## START Data for the task
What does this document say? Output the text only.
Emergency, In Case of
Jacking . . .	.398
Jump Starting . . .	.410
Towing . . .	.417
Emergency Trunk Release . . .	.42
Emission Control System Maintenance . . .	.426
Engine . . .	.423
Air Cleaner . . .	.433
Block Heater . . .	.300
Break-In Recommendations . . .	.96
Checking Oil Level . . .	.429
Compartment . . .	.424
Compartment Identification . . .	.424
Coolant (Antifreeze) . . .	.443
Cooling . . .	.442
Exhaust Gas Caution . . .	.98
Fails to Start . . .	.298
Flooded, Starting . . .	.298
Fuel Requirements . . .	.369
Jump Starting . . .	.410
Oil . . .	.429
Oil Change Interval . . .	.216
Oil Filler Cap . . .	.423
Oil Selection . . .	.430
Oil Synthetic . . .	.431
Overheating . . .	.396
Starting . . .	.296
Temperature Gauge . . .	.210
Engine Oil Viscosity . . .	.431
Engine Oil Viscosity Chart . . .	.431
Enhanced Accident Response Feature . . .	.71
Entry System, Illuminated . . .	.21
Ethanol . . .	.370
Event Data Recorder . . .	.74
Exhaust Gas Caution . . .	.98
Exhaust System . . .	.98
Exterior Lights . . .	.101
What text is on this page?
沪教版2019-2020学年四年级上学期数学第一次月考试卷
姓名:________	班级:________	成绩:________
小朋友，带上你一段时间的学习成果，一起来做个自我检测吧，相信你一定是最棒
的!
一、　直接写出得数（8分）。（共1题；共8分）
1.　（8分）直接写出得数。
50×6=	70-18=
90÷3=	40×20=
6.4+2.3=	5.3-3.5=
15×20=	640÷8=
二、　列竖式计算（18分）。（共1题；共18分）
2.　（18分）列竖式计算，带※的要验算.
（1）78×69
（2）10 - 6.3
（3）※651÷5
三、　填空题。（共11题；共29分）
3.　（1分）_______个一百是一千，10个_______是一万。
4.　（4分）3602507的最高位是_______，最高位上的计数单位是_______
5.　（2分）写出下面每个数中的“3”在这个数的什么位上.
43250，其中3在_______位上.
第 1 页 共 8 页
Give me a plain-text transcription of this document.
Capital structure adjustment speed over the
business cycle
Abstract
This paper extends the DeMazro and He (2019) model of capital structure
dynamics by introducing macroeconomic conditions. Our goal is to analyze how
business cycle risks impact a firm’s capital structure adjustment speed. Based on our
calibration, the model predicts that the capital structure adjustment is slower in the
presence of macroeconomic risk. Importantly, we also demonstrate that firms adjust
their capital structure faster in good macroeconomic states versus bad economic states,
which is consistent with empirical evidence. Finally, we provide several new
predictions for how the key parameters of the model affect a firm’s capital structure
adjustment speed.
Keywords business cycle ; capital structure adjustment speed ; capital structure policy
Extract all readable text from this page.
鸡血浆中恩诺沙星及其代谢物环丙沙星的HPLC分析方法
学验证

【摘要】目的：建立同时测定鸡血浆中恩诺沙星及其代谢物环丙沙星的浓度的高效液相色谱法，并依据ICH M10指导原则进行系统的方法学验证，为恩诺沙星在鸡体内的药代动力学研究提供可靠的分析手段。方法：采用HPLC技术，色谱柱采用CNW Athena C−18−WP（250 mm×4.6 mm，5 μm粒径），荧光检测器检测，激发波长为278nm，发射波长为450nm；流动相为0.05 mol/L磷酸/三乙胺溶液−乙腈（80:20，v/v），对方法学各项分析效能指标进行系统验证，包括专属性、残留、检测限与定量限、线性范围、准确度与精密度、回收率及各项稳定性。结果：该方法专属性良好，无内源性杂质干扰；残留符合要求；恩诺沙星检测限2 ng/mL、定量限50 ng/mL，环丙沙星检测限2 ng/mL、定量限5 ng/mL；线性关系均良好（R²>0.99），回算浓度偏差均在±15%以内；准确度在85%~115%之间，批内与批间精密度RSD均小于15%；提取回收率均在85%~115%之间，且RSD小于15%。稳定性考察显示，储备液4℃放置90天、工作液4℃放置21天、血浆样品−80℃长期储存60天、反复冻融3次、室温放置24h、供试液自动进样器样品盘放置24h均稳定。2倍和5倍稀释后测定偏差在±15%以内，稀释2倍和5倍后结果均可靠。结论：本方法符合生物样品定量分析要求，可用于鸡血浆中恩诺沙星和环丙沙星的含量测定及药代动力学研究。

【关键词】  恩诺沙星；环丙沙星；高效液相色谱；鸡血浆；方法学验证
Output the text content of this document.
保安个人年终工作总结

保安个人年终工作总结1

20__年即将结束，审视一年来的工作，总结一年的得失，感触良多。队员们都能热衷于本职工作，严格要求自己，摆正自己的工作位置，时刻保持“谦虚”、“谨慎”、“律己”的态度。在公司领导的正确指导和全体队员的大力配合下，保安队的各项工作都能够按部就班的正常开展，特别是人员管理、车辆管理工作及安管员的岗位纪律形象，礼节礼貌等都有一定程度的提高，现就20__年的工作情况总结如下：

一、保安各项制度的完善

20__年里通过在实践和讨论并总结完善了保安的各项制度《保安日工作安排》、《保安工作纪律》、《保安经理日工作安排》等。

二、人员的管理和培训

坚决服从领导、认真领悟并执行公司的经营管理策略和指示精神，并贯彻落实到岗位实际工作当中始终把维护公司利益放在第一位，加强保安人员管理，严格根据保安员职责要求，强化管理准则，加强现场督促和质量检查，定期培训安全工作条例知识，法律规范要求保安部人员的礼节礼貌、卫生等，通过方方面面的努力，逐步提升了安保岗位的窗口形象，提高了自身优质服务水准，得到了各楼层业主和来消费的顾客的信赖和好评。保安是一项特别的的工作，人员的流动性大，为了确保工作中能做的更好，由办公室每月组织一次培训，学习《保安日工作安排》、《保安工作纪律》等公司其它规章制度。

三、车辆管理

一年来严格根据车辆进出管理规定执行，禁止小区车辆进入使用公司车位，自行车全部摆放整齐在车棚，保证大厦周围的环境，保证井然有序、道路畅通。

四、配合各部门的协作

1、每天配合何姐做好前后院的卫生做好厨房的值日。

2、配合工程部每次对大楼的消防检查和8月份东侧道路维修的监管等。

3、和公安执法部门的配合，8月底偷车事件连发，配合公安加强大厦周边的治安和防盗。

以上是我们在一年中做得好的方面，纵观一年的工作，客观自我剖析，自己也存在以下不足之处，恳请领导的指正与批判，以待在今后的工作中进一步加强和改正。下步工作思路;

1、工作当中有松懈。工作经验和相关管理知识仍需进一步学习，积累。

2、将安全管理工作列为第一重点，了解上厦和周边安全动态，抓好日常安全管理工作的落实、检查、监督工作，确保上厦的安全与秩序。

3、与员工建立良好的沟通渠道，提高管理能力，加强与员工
## END Data for the task
### Exercise
Each line of the listing above should be output exactly.

### Finished answer
What does this document say? Output the text only.
Emergency, In Case of
Jacking . . .	.398
Jump Starting . . .	.410
Towing . . .	.417
Emergency Trunk Release . . .	.42
Emission Control System Maintenance . . .	.426
Engine . . .	.423
Air Cleaner . . .	.433
Block Heater . . .	.300
Break-In Recommendations . . .	.96
Checking Oil Level . . .	.429
Compartment . . .	.424
Compartment Identification . . .	.424
Coolant (Antifreeze) . . .	.443
Cooling . . .	.442
Exhaust Gas Caution . . .	.98
Fails to Start . . .	.298
Flooded, Starting . . .	.298
Fuel Requirements . . .	.369
Jump Starting . . .	.410
Oil . . .	.429
Oil Change Interval . . .	.216
Oil Filler Cap . . .	.423
Oil Selection . . .	.430
Oil Synthetic . . .	.431
Overheating . . .	.396
Starting . . .	.296
Temperature Gauge . . .	.210
Engine Oil Viscosity . . .	.431
Engine Oil Viscosity Chart . . .	.431
Enhanced Accident Response Feature . . .	.71
Entry System, Illuminated . . .	.21
Ethanol . . .	.370
Event Data Recorder . . .	.74
Exhaust Gas Caution . . .	.98
Exhaust System . . .	.98
Exterior Lights . . .	.101
What text is on this page?
沪教版2019-2020学年四年级上学期数学第一次月考试卷
姓名:________	班级:________	成绩:________
小朋友，带上你一段时间的学习成果，一起来做个自我检测吧，相信你一定是最棒
的!
一、　直接写出得数（8分）。（共1题；共8分）
1.　（8分）直接写出得数。
50×6=	70-18=
90÷3=	40×20=
6.4+2.3=	5.3-3.5=
15×20=	640÷8=
二、　列竖式计算（18分）。（共1题；共18分）
2.　（18分）列竖式计算，带※的要验算.
（1）78×69
（2）10 - 6.3
（3）※651÷5
三、　填空题。（共11题；共29分）
3.　（1分）_______个一百是一千，10个_______是一万。
4.　（4分）3602507的最高位是_______，最高位上的计数单位是_______
5.　（2分）写出下面每个数中的“3”在这个数的什么位上.
43250，其中3在_______位上.
第 1 页 共 8 页
Give me a plain-text transcription of this document.
Capital structure adjustment speed over the
business cycle
Abstract
This paper extends the DeMazro and He (2019) model of capital structure
dynamics by introducing macroeconomic conditions. Our goal is to analyze how
business cycle risks impact a firm’s capital structure adjustment speed. Based on our
calibration, the model predicts that the capital structure adjustment is slower in the
presence of macroeconomic risk. Importantly, we also demonstrate that firms adjust
their capital structure faster in good macroeconomic states versus bad economic states,
which is consistent with empirical evidence. Finally, we provide several new
predictions for how the key parameters of the model affect a firm’s capital structure
adjustment speed.
Keywords business cycle ; capital structure adjustment speed ; capital structure policy
Extract all readable text from this page.
鸡血浆中恩诺沙星及其代谢物环丙沙星的HPLC分析方法
学验证

【摘要】目的：建立同时测定鸡血浆中恩诺沙星及其代谢物环丙沙星的浓度的高效液相色谱法，并依据ICH M10指导原则进行系统的方法学验证，为恩诺沙星在鸡体内的药代动力学研究提供可靠的分析手段。方法：采用HPLC技术，色谱柱采用CNW Athena C−18−WP（250 mm×4.6 mm，5 μm粒径），荧光检测器检测，激发波长为278nm，发射波长为450nm；流动相为0.05 mol/L磷酸/三乙胺溶液−乙腈（80:20，v/v），对方法学各项分析效能指标进行系统验证，包括专属性、残留、检测限与定量限、线性范围、准确度与精密度、回收率及各项稳定性。结果：该方法专属性良好，无内源性杂质干扰；残留符合要求；恩诺沙星检测限2 ng/mL、定量限50 ng/mL，环丙沙星检测限2 ng/mL、定量限5 ng/mL；线性关系均良好（R²>0.99），回算浓度偏差均在±15%以内；准确度在85%~115%之间，批内与批间精密度RSD均小于15%；提取回收率均在85%~115%之间，且RSD小于15%。稳定性考察显示，储备液4℃放置90天、工作液4℃放置21天、血浆样品−80℃长期储存60天、反复冻融3次、室温放置24h、供试液自动进样器样品盘放置24h均稳定。2倍和5倍稀释后测定偏差在±15%以内，稀释2倍和5倍后结果均可靠。结论：本方法符合生物样品定量分析要求，可用于鸡血浆中恩诺沙星和环丙沙星的含量测定及药代动力学研究。

【关键词】  恩诺沙星；环丙沙星；高效液相色谱；鸡血浆；方法学验证
Output the text content of this document.
保安个人年终工作总结

保安个人年终工作总结1

20__年即将结束，审视一年来的工作，总结一年的得失，感触良多。队员们都能热衷于本职工作，严格要求自己，摆正自己的工作位置，时刻保持“谦虚”、“谨慎”、“律己”的态度。在公司领导的正确指导和全体队员的大力配合下，保安队的各项工作都能够按部就班的正常开展，特别是人员管理、车辆管理工作及安管员的岗位纪律形象，礼节礼貌等都有一定程度的提高，现就20__年的工作情况总结如下：

一、保安各项制度的完善

20__年里通过在实践和讨论并总结完善了保安的各项制度《保安日工作安排》、《保安工作纪律》、《保安经理日工作安排》等。

二、人员的管理和培训

坚决服从领导、认真领悟并执行公司的经营管理策略和指示精神，并贯彻落实到岗位实际工作当中始终把维护公司利益放在第一位，加强保安人员管理，严格根据保安员职责要求，强化管理准则，加强现场督促和质量检查，定期培训安全工作条例知识，法律规范要求保安部人员的礼节礼貌、卫生等，通过方方面面的努力，逐步提升了安保岗位的窗口形象，提高了自身优质服务水准，得到了各楼层业主和来消费的顾客的信赖和好评。保安是一项特别的的工作，人员的流动性大，为了确保工作中能做的更好，由办公室每月组织一次培训，学习《保安日工作安排》、《保安工作纪律》等公司其它规章制度。

三、车辆管理

一年来严格根据车辆进出管理规定执行，禁止小区车辆进入使用公司车位，自行车全部摆放整齐在车棚，保证大厦周围的环境，保证井然有序、道路畅通。

四、配合各部门的协作

1、每天配合何姐做好前后院的卫生做好厨房的值日。

2、配合工程部每次对大楼的消防检查和8月份东侧道路维修的监管等。

3、和公安执法部门的配合，8月底偷车事件连发，配合公安加强大厦周边的治安和防盗。

以上是我们在一年中做得好的方面，纵观一年的工作，客观自我剖析，自己也存在以下不足之处，恳请领导的指正与批判，以待在今后的工作中进一步加强和改正。下步工作思路;

1、工作当中有松懈。工作经验和相关管理知识仍需进一步学习，积累。

2、将安全管理工作列为第一重点，了解上厦和周边安全动态，抓好日常安全管理工作的落实、检查、监督工作，确保上厦的安全与秩序。

3、与员工建立良好的沟通渠道，提高管理能力，加强与员工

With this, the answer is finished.